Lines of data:
----------

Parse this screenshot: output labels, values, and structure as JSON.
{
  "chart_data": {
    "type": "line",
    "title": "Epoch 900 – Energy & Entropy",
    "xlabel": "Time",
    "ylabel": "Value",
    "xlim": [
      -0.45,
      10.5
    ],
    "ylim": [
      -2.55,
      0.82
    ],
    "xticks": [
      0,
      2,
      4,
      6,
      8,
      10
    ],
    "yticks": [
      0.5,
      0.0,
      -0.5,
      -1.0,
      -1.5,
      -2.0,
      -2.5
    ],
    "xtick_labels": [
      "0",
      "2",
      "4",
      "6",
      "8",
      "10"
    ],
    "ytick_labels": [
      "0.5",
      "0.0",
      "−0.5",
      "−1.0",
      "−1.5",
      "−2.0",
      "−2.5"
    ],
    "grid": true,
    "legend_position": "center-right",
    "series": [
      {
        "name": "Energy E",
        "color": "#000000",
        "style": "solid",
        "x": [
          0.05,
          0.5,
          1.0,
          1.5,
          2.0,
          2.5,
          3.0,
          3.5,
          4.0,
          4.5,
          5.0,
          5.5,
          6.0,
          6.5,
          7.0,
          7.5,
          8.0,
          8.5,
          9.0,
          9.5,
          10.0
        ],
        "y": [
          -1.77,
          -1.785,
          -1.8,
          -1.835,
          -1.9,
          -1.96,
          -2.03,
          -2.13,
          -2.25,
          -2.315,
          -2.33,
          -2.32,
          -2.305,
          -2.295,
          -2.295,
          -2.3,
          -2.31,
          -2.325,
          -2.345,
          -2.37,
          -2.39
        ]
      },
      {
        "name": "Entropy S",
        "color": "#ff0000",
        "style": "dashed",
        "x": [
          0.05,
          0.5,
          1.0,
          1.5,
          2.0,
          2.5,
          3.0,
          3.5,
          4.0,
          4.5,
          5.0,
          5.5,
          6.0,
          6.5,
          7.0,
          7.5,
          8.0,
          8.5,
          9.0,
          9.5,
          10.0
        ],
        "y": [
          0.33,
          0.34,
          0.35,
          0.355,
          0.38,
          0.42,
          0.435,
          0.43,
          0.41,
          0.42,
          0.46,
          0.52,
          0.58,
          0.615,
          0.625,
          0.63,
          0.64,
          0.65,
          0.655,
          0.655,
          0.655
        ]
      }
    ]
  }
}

----------

WHAT IS BEING ASKED: Determine how many lines in the records contain "Entropy", and reply with the number only.

RESULT FOR THIS EXERCISE: 2